Work required: Identify each line in the items below that contains the string "至少再来几人" with the same case, and copy every such line.
===== Record set =====
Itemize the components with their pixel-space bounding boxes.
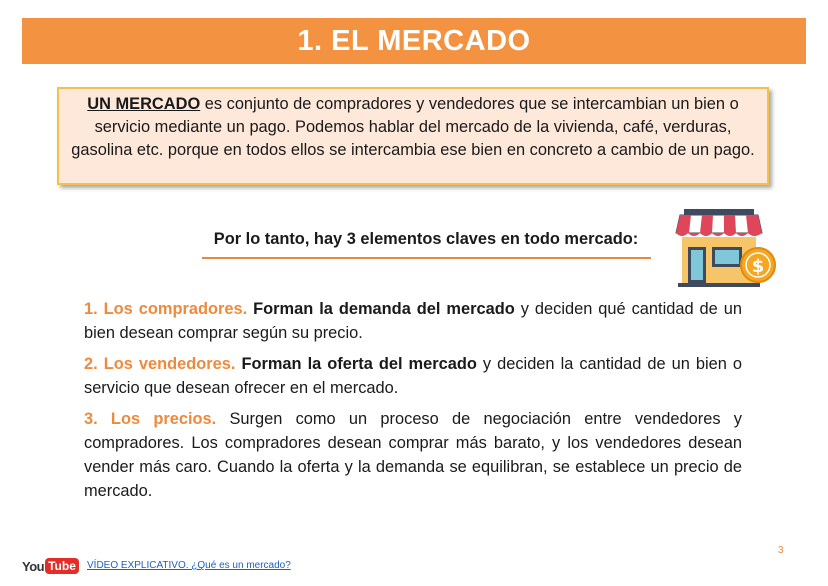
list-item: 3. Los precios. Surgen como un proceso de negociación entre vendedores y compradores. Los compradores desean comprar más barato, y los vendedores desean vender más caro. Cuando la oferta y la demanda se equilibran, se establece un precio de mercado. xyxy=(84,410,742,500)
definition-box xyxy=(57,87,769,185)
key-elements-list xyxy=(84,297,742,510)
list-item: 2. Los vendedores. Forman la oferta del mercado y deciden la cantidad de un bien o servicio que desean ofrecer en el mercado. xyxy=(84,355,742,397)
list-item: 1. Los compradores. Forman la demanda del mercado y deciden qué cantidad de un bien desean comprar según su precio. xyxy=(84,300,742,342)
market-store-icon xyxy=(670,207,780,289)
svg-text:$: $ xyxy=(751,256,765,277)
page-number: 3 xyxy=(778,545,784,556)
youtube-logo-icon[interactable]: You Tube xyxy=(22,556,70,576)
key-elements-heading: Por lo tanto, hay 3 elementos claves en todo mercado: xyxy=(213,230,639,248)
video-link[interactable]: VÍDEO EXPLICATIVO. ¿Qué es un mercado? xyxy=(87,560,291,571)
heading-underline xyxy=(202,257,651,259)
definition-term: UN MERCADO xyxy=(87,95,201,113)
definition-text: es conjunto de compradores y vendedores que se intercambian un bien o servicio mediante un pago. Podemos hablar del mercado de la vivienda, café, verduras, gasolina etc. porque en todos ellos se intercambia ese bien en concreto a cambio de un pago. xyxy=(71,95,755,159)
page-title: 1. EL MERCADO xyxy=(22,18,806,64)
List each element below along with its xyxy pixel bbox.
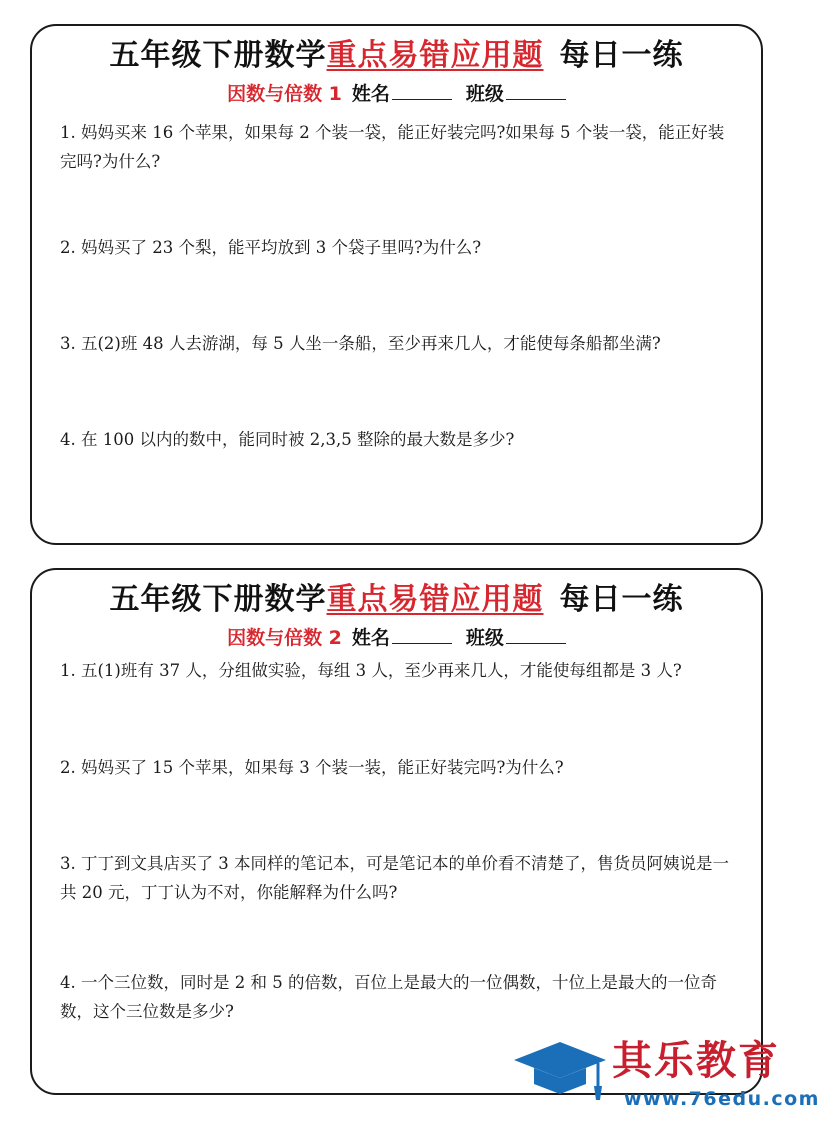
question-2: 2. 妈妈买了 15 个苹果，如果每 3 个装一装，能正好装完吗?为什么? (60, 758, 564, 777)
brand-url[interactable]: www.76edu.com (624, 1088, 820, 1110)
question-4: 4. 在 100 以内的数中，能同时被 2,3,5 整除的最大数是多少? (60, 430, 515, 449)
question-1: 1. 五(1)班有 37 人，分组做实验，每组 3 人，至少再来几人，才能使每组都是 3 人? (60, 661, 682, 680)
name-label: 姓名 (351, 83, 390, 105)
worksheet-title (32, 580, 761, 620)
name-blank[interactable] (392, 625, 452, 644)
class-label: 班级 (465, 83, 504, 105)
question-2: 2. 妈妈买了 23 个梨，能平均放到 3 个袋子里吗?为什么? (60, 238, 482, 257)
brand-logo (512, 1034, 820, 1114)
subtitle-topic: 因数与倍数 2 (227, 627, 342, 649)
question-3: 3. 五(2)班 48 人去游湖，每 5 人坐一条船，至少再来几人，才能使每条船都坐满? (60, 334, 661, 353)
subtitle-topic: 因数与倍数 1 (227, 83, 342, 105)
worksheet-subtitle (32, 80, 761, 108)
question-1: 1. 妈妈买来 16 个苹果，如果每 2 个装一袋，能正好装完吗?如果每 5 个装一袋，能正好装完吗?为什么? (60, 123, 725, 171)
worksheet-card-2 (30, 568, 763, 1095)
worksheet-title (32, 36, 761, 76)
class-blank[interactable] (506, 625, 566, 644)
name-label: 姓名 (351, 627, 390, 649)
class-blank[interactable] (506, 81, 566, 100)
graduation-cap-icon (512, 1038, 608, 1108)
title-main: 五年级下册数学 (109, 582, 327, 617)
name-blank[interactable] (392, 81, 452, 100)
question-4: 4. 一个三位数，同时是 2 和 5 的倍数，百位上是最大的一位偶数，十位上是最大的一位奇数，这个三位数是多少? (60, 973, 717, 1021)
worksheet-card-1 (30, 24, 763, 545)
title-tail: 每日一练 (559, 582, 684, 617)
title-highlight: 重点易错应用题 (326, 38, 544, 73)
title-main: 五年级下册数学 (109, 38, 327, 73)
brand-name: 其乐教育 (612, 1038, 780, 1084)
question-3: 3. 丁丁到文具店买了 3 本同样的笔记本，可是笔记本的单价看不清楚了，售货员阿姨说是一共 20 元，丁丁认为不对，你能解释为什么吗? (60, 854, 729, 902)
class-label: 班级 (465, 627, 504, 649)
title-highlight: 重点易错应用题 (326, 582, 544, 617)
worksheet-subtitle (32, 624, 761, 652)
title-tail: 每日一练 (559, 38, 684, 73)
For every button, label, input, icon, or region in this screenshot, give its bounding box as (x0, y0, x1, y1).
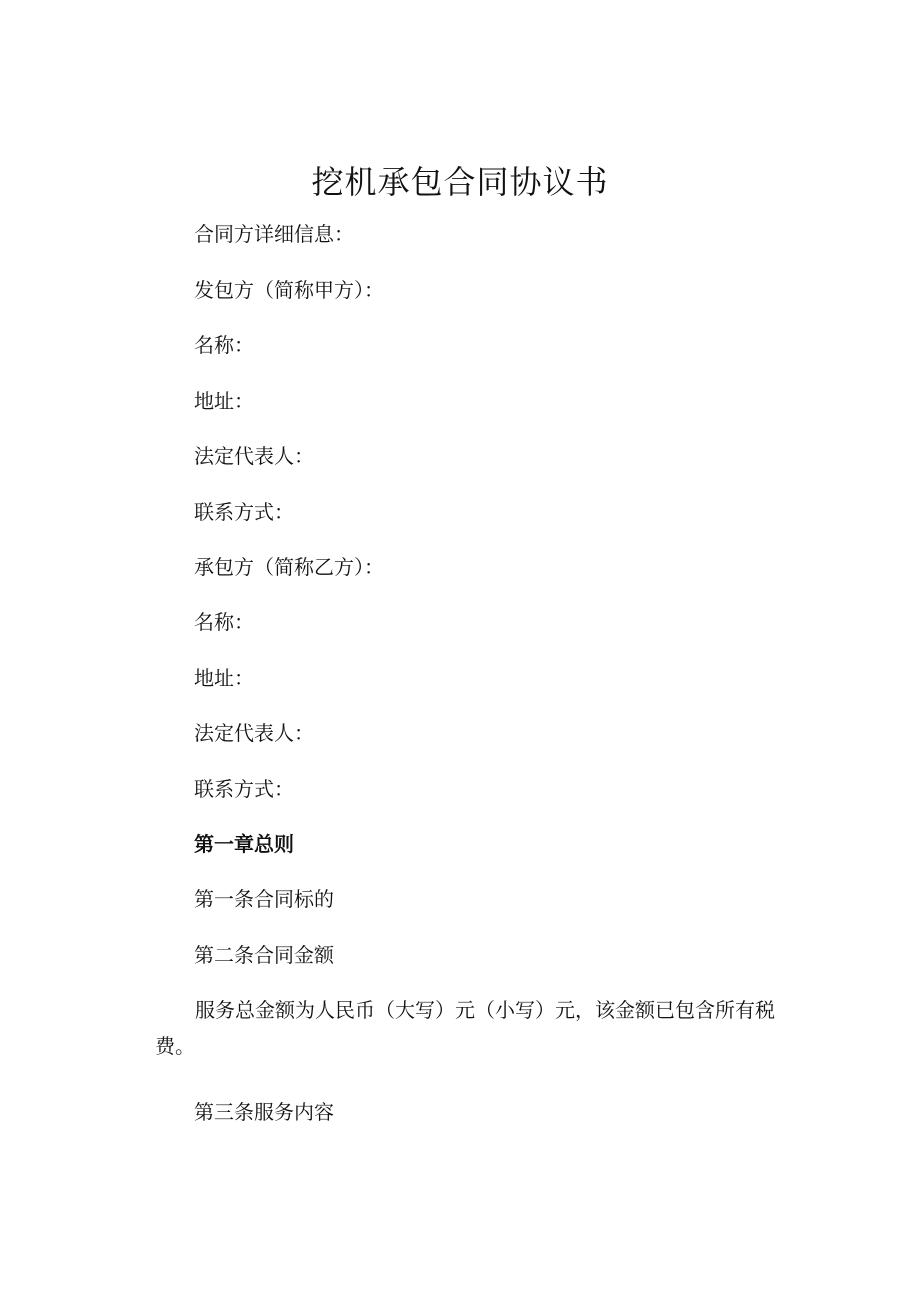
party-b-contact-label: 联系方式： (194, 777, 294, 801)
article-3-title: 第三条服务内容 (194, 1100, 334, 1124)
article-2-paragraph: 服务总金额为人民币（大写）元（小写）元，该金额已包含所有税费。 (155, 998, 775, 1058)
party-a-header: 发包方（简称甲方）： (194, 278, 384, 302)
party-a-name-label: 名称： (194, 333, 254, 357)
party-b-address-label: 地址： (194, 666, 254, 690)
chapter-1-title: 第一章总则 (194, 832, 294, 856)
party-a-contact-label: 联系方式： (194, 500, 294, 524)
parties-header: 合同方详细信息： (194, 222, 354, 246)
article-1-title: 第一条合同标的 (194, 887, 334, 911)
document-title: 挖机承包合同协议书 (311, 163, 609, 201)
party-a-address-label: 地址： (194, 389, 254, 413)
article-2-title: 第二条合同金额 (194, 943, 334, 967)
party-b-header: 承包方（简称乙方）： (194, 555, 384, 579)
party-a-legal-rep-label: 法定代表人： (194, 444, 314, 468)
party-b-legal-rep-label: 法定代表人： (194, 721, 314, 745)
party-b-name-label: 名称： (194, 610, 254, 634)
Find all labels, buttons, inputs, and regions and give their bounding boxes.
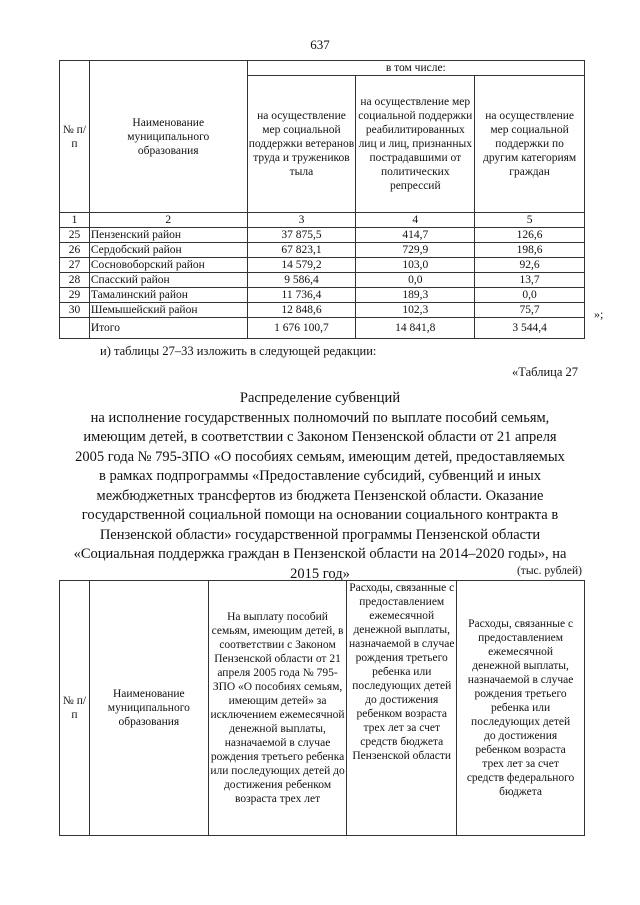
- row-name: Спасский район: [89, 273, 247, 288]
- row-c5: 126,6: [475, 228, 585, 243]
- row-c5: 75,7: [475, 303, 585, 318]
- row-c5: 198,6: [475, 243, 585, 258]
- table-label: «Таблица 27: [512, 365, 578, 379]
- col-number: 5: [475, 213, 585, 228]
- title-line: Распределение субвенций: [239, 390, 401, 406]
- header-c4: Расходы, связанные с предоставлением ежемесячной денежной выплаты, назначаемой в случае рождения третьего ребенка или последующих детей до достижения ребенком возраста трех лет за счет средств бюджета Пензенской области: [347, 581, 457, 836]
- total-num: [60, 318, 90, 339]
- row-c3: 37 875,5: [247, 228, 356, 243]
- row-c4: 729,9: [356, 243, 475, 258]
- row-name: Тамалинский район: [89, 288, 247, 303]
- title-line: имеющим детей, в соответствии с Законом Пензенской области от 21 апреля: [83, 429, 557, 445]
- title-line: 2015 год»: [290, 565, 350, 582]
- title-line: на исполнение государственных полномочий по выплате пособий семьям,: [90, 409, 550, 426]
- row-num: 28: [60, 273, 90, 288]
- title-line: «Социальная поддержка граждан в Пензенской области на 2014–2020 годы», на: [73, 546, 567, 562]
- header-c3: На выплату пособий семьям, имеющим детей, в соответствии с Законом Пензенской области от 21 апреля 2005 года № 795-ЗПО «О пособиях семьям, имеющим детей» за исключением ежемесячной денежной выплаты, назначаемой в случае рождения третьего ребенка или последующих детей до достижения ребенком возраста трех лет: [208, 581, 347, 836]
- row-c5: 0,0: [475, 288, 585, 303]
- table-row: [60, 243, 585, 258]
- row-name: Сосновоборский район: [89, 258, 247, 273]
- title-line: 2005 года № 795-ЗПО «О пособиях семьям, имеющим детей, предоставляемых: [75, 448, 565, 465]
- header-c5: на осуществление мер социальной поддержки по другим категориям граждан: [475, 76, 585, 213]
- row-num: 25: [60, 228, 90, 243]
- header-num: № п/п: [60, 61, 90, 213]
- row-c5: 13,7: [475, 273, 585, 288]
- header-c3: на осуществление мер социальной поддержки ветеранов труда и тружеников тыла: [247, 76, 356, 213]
=====
Finished answer:
question-1: 1. 五(1)班有 37 人，分组做实验，每组 3 人，至少再来几人，才能使每组都是 3 人? (60, 661, 682, 680)
question-3: 3. 五(2)班 48 人去游湖，每 5 人坐一条船，至少再来几人，才能使每条船都坐满? (60, 334, 661, 353)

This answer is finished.